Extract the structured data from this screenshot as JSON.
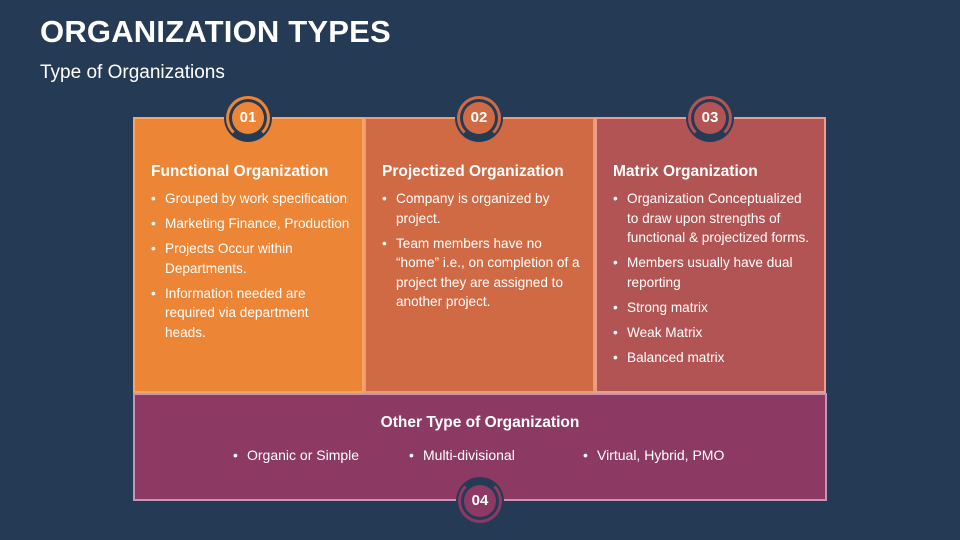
{
  "header": {
    "title": "ORGANIZATION TYPES",
    "subtitle": "Type of Organizations"
  },
  "cards": [
    {
      "number": "01",
      "heading": "Functional Organization",
      "bullets": [
        "Grouped by work specification",
        "Marketing Finance, Production",
        "Projects Occur within Departments.",
        "Information needed are required via department heads."
      ],
      "color": "#ed8536"
    },
    {
      "number": "02",
      "heading": "Projectized Organization",
      "bullets": [
        "Company is organized by project.",
        "Team members have no “home” i.e., on completion of a project they are assigned to another project."
      ],
      "color": "#d06a45"
    },
    {
      "number": "03",
      "heading": "Matrix Organization",
      "bullets": [
        "Organization Conceptualized to draw upon strengths of functional & projectized forms.",
        "Members usually have dual reporting",
        "Strong matrix",
        "Weak Matrix",
        "Balanced matrix"
      ],
      "color": "#b25453"
    }
  ],
  "bottom": {
    "number": "04",
    "heading": "Other Type of Organization",
    "items": [
      "Organic or Simple",
      "Multi-divisional",
      "Virtual, Hybrid, PMO"
    ],
    "color": "#8c3a63"
  },
  "background_color": "#253a55"
}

* _Direction_
Scan the listing above and identify each line holding the string "have"; copy every such line.

* _Task answer_
        "Team members have no “home” i.e., on completion of a project they are assigned to another project."
        "Members usually have dual reporting",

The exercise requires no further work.